From the entries below, copy every line where the string "structure" appears.

Stored entries:
=====

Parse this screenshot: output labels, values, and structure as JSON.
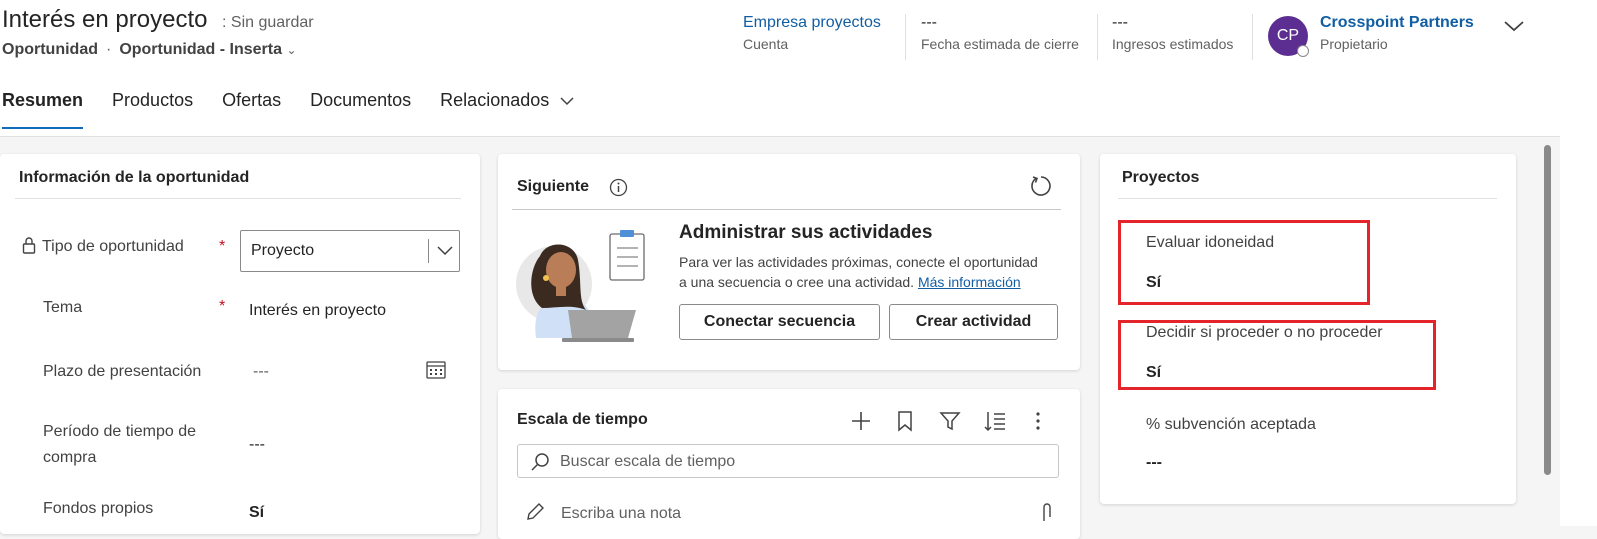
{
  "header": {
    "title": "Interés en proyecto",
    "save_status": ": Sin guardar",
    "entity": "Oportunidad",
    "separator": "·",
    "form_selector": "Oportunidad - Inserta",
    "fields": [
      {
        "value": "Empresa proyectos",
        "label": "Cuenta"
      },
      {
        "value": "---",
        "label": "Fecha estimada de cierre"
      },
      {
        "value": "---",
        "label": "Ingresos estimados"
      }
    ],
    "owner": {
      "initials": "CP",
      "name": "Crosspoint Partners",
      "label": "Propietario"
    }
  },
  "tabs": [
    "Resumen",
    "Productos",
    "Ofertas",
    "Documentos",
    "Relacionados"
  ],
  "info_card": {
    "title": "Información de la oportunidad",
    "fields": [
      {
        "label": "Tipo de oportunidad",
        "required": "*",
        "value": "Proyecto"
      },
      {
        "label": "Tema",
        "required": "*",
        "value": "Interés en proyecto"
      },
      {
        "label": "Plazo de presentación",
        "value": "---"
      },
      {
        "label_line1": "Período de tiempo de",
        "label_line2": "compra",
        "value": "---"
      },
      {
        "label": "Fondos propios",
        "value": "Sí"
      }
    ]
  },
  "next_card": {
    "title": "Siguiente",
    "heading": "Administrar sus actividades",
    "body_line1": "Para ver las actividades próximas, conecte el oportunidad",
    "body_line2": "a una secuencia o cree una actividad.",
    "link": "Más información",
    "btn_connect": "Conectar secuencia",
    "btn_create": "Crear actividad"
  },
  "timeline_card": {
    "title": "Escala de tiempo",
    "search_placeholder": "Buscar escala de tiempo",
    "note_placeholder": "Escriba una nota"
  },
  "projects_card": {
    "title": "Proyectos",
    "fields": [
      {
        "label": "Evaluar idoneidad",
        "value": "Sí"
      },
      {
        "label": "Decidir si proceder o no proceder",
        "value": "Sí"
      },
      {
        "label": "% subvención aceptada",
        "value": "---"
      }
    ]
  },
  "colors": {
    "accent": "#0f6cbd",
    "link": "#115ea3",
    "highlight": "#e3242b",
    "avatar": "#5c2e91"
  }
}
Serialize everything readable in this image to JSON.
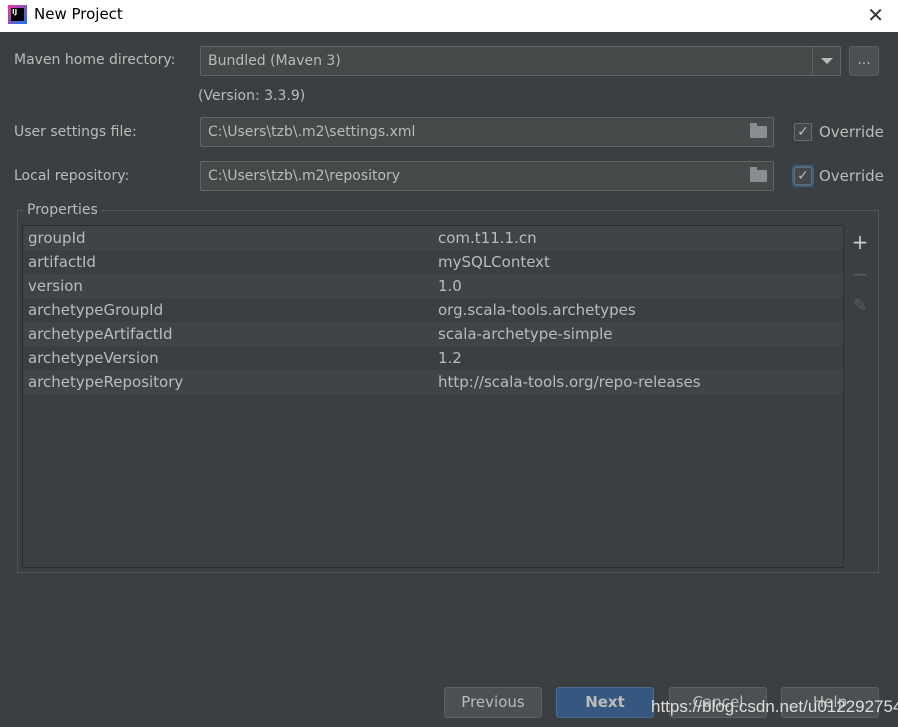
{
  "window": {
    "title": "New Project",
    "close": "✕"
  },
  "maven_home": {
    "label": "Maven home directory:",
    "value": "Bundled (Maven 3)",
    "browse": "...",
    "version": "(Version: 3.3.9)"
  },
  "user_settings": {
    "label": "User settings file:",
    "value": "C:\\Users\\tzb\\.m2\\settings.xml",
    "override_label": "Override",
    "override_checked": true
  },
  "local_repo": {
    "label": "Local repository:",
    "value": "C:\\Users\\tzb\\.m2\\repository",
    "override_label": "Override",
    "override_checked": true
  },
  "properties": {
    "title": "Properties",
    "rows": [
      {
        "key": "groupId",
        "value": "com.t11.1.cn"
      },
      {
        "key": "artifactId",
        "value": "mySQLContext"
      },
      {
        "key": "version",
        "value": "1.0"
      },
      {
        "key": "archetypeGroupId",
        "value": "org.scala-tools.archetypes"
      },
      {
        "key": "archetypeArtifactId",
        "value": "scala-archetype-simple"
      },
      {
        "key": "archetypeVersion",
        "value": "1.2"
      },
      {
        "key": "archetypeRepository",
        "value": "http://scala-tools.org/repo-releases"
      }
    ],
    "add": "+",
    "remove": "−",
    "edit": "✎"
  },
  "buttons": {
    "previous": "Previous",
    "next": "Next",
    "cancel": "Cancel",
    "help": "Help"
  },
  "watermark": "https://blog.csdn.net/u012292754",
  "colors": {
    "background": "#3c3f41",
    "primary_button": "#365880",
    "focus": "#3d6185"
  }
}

=====

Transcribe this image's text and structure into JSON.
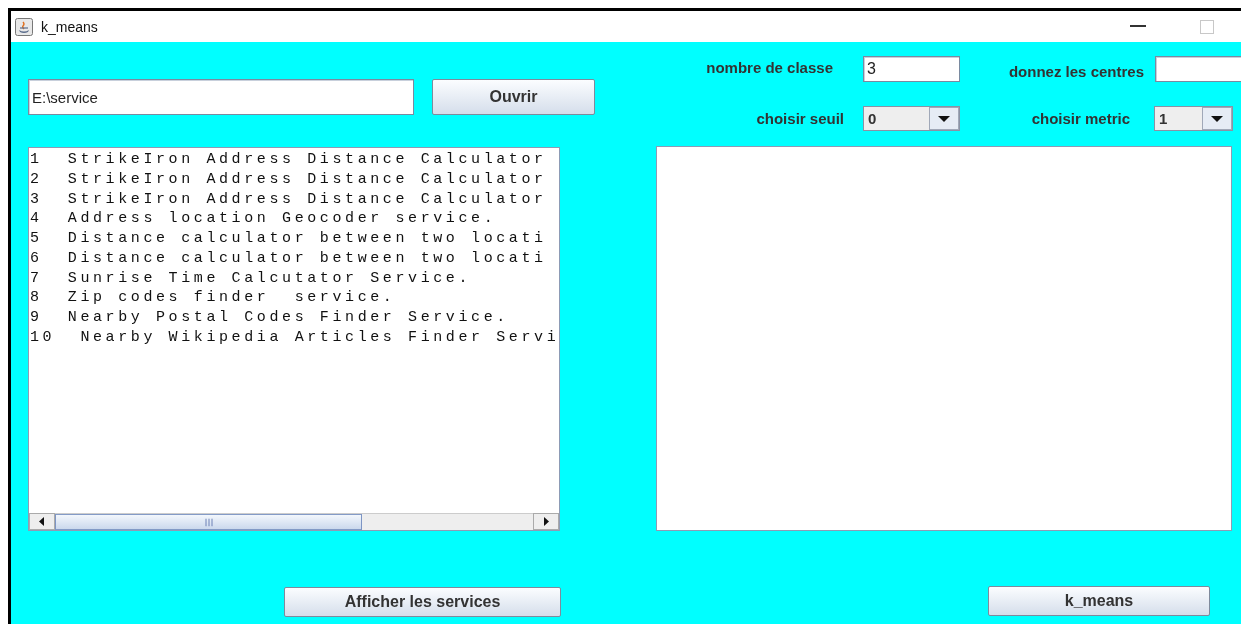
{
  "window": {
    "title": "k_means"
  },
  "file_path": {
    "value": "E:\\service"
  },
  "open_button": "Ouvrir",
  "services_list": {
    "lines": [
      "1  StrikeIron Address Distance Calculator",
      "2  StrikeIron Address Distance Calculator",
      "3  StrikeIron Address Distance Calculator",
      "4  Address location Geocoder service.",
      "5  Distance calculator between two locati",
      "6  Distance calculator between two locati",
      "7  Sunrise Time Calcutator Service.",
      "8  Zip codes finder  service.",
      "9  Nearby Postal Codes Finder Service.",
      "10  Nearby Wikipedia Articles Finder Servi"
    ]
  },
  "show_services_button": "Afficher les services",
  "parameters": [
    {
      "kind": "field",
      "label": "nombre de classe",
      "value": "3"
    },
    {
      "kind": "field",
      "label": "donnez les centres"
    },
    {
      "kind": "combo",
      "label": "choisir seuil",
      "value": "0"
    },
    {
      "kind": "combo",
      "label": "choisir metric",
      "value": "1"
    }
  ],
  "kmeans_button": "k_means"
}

=====

• [Task result]:
Parse this screenshot: output labels, values, and structure as JSON.
Transcribe this image's text and structure into JSON.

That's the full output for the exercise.